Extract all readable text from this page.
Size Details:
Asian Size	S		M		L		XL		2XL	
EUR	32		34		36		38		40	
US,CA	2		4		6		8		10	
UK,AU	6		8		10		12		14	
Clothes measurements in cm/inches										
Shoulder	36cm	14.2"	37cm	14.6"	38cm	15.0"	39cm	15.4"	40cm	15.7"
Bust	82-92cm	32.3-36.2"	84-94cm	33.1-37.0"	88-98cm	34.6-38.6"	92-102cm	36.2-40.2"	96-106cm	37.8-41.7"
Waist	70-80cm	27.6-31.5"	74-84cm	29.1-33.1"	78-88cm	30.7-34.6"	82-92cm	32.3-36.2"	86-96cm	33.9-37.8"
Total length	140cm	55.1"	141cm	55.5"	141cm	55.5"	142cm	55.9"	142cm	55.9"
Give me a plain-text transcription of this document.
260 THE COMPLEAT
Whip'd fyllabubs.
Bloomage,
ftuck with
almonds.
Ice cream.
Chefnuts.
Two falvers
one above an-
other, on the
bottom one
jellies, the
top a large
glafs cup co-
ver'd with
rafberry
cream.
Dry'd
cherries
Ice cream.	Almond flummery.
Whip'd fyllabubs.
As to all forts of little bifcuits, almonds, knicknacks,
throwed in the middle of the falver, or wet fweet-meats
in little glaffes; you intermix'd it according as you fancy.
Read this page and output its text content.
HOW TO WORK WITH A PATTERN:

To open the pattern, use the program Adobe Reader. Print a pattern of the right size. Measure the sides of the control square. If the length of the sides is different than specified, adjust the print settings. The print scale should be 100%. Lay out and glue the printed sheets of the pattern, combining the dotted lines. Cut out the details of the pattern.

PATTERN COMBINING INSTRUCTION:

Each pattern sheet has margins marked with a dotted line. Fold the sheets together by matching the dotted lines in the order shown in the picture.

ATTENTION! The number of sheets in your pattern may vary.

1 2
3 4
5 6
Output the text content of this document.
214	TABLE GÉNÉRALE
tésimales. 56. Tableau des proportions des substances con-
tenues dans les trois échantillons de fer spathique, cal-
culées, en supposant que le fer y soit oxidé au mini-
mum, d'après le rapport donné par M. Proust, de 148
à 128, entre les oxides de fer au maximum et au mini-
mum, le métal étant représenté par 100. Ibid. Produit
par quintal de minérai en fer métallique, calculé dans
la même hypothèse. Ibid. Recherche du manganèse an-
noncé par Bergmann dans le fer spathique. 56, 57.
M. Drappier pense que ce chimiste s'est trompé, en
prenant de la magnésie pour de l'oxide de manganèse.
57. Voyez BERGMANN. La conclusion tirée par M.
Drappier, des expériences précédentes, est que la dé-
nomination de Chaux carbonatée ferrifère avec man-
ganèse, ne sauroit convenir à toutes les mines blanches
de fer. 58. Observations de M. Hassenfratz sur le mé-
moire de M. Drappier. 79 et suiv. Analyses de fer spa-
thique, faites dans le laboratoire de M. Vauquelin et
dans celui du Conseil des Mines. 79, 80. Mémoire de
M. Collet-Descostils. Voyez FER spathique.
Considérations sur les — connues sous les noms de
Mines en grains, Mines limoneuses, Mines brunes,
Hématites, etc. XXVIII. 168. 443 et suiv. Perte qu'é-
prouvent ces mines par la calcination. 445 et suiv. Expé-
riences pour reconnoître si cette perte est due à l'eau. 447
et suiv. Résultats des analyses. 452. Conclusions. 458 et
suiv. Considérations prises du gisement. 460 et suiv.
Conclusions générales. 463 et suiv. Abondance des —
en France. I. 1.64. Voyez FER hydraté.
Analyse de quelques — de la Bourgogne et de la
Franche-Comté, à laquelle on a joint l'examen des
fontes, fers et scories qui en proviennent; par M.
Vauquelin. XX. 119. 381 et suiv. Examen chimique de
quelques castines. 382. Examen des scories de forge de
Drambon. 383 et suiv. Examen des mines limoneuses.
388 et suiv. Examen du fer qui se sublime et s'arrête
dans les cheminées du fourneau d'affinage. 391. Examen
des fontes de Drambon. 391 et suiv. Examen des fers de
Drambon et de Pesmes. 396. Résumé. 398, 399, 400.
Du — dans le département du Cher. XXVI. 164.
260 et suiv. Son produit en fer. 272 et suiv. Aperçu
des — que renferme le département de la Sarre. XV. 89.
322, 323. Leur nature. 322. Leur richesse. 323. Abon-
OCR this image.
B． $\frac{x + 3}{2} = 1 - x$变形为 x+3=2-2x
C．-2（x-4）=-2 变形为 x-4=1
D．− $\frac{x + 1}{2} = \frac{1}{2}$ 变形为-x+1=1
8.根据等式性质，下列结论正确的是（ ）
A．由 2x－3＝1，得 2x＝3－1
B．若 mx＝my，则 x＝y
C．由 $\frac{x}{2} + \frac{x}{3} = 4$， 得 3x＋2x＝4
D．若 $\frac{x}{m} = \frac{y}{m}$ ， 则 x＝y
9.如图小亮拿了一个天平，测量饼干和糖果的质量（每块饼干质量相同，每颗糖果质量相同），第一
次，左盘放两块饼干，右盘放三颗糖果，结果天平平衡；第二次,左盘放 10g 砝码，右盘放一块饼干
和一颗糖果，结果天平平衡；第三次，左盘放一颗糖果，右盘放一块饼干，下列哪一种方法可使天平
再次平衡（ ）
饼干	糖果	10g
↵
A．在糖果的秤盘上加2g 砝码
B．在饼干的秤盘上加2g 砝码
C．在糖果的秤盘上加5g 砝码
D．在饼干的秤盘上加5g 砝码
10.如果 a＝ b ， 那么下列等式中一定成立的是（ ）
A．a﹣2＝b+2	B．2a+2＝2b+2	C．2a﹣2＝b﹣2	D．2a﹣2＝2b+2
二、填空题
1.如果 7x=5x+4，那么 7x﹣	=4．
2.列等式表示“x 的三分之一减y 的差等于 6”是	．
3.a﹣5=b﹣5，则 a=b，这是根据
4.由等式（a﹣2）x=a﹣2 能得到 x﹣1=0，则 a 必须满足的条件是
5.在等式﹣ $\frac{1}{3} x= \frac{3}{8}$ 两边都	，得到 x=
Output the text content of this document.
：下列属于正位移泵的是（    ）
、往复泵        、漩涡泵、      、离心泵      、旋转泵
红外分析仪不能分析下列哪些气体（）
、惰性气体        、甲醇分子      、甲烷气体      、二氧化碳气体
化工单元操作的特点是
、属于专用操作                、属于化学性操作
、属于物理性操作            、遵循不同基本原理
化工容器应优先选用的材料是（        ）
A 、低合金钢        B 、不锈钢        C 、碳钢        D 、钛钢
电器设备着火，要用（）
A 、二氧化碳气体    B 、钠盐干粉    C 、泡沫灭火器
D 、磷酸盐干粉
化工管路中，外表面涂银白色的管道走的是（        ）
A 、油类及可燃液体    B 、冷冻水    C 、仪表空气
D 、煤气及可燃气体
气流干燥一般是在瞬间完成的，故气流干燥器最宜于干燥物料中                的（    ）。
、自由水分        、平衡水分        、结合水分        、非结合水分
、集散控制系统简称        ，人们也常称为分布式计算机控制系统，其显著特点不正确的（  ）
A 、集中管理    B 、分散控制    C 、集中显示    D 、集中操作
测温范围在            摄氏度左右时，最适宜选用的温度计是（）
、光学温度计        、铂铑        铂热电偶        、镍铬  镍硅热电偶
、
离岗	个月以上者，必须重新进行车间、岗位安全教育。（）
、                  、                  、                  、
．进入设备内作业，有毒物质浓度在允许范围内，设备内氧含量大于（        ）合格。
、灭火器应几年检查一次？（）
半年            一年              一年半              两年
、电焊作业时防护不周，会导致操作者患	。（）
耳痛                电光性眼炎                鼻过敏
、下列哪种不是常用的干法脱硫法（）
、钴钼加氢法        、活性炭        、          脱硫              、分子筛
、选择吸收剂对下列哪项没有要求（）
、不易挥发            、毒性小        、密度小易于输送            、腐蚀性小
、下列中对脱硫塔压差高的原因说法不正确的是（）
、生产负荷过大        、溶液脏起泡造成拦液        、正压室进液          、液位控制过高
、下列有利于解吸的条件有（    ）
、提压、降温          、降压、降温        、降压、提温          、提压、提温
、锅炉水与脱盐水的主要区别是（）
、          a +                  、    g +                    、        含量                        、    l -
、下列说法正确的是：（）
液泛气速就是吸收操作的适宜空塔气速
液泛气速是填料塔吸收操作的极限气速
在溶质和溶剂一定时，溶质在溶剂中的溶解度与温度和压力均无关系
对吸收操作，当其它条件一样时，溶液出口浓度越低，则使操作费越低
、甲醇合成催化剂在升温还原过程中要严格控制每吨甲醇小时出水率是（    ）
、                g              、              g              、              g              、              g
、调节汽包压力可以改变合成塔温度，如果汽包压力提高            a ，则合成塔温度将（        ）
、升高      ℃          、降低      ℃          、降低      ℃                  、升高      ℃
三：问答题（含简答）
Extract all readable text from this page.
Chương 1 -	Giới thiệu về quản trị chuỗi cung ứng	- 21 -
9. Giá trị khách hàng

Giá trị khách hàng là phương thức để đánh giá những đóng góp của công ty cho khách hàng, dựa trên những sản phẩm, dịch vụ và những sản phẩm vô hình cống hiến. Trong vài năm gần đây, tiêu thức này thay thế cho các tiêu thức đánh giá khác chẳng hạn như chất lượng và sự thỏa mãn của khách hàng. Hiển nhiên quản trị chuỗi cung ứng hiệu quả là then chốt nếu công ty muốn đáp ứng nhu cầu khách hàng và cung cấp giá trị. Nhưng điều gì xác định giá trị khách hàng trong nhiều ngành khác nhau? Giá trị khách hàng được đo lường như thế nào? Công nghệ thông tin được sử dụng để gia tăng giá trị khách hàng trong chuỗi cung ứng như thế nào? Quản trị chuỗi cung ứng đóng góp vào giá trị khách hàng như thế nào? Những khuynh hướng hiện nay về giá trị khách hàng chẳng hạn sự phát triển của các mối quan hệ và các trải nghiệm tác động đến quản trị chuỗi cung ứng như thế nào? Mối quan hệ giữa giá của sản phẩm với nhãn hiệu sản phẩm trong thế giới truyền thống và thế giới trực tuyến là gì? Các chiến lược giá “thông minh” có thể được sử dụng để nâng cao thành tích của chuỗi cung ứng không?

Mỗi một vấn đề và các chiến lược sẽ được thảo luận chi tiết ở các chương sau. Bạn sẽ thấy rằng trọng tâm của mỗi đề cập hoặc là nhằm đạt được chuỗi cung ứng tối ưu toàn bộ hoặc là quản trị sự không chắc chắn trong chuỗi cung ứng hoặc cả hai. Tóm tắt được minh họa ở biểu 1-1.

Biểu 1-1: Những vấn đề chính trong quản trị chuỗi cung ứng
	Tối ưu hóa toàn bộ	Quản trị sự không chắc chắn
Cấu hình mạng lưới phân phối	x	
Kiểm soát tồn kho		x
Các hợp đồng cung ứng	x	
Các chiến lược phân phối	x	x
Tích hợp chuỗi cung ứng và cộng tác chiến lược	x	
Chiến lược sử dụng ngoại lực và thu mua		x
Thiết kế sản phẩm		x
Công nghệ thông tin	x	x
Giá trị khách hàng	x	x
##########
*YOUR INSTRUCTIONS*. Tally how many lines in the material above hold the word "dotted". Write only that number.

*SOLVED PROBLEM*. 2